### [RECORDS FOR THIS TASK]
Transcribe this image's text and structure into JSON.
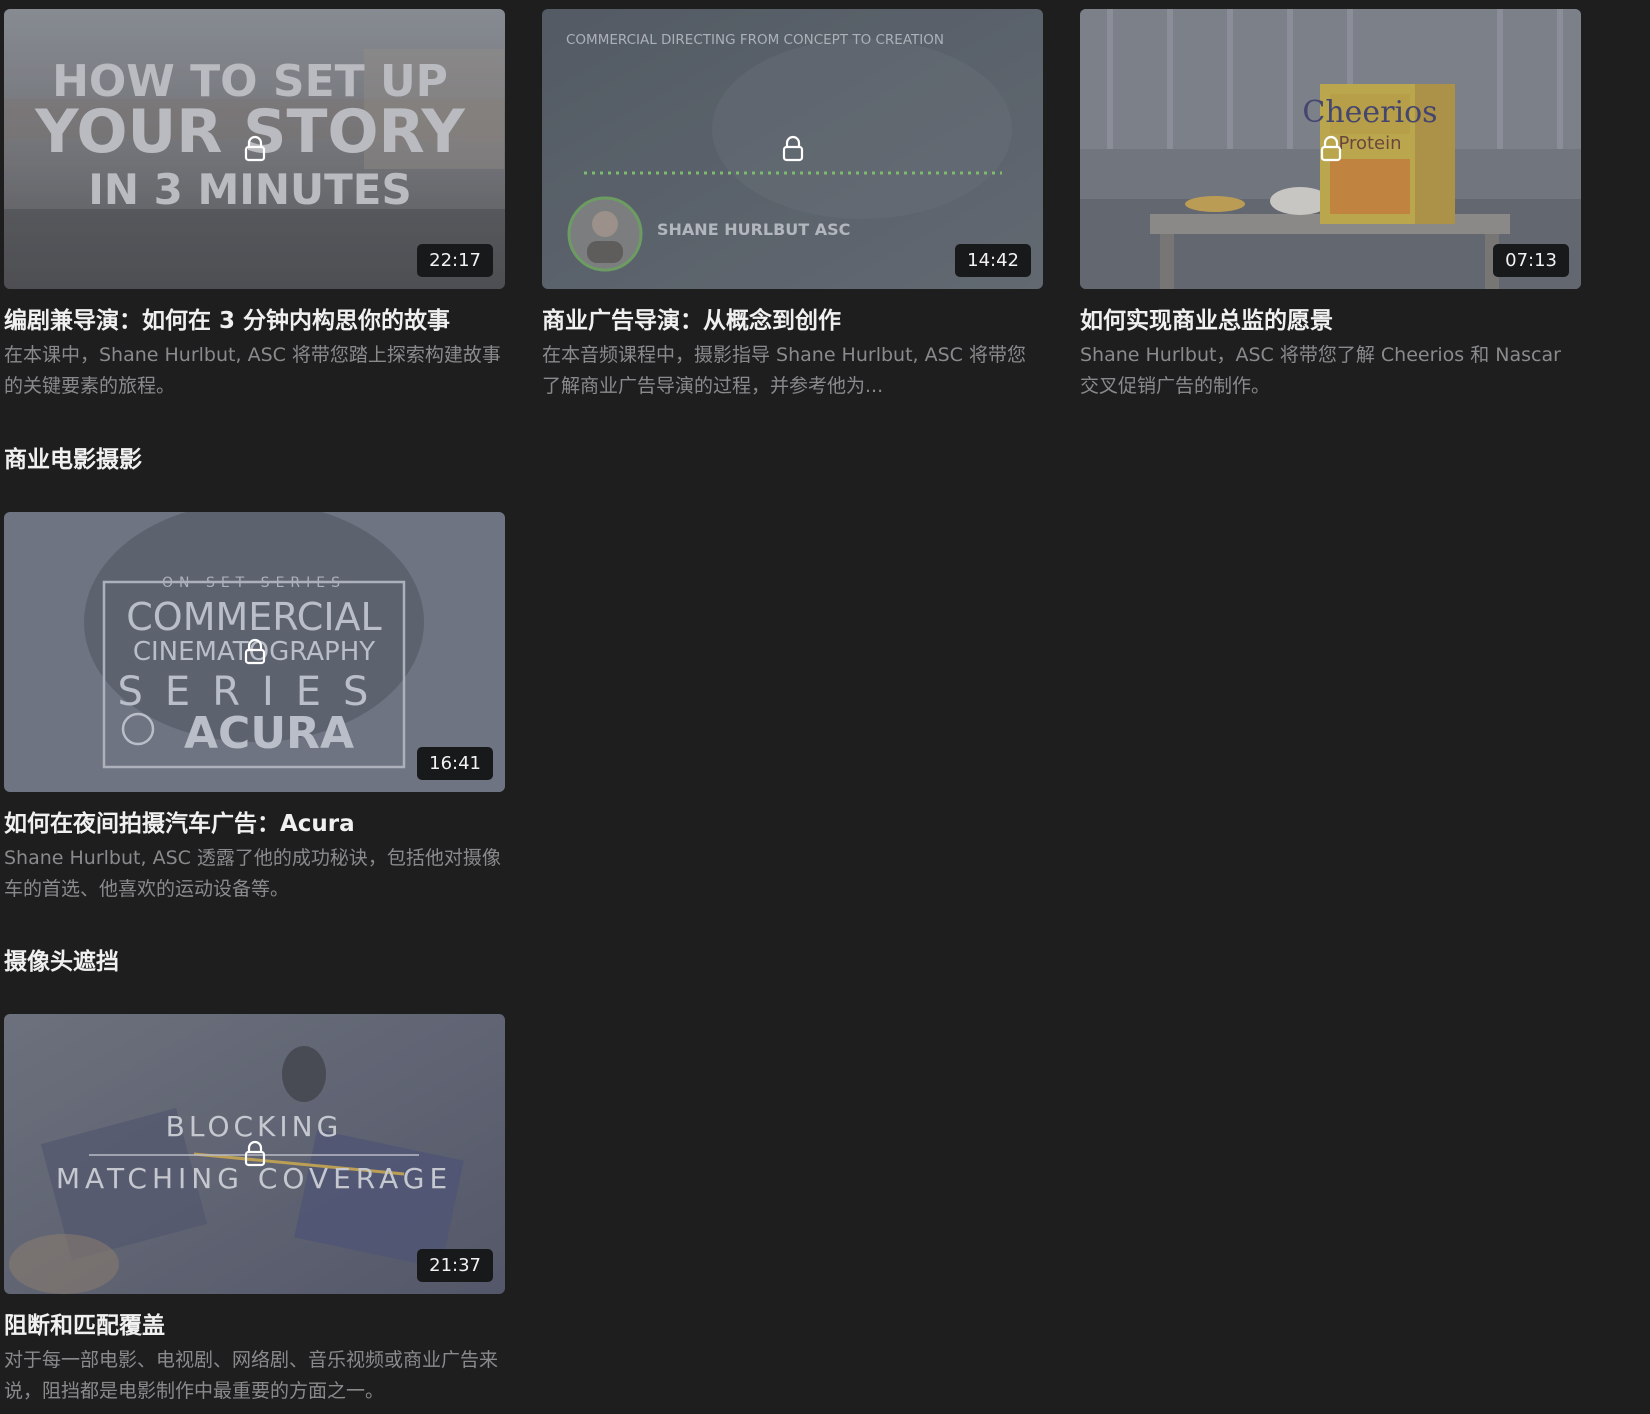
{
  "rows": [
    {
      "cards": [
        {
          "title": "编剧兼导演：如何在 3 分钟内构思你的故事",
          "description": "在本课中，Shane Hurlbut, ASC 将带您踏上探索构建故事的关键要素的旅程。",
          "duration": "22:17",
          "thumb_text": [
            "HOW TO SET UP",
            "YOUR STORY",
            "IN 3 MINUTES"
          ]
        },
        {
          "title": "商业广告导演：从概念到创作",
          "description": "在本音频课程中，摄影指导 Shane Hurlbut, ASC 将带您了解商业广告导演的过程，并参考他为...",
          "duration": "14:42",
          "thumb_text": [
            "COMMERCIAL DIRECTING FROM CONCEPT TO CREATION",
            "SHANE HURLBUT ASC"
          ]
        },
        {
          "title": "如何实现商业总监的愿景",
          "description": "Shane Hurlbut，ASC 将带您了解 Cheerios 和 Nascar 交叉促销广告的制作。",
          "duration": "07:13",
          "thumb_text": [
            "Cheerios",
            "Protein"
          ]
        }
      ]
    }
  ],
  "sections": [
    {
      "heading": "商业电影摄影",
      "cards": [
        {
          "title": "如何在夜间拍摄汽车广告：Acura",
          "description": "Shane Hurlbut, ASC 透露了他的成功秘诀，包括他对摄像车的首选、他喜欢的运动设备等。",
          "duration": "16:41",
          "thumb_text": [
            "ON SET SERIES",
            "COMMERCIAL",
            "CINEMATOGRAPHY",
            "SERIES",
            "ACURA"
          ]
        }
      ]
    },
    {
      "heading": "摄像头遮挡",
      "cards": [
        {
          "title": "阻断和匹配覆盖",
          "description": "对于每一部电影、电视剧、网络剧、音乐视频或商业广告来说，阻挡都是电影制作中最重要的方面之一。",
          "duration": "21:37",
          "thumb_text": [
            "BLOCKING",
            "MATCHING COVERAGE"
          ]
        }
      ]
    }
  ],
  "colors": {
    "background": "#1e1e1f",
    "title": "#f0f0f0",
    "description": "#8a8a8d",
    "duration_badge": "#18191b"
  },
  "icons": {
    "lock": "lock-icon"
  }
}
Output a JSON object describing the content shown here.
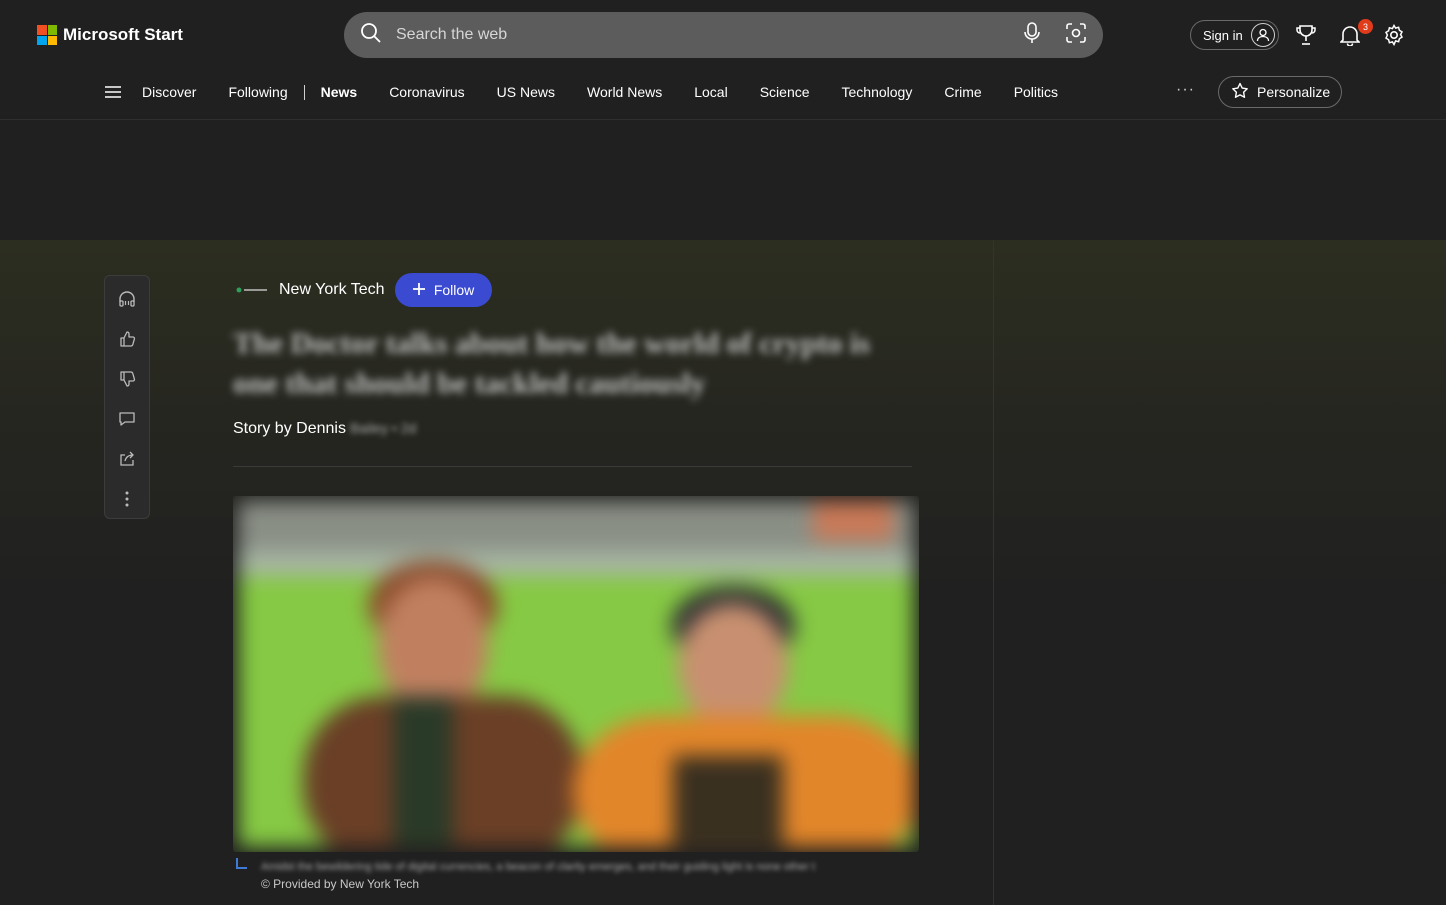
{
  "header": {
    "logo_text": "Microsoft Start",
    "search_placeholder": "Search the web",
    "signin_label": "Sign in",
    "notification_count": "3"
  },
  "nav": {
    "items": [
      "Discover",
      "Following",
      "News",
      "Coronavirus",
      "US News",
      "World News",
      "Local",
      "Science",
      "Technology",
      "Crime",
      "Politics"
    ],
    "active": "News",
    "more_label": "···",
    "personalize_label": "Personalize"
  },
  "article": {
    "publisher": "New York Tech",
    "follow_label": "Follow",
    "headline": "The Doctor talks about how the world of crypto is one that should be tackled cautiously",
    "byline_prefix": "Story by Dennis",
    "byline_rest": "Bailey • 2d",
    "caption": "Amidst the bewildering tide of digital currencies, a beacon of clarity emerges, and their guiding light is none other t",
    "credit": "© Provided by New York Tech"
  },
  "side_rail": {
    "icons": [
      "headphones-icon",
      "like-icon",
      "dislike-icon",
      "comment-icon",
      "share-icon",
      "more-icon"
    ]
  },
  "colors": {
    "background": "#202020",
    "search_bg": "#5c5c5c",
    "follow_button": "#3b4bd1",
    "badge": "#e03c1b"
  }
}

### [EXERCISE OBJECTIVE]
In the lines above, locate the string "York". Copy every line where it occurs.

### [EXERCISE RESPONSE]
    "publisher": "New York Tech",
    "credit": "© Provided by New York Tech"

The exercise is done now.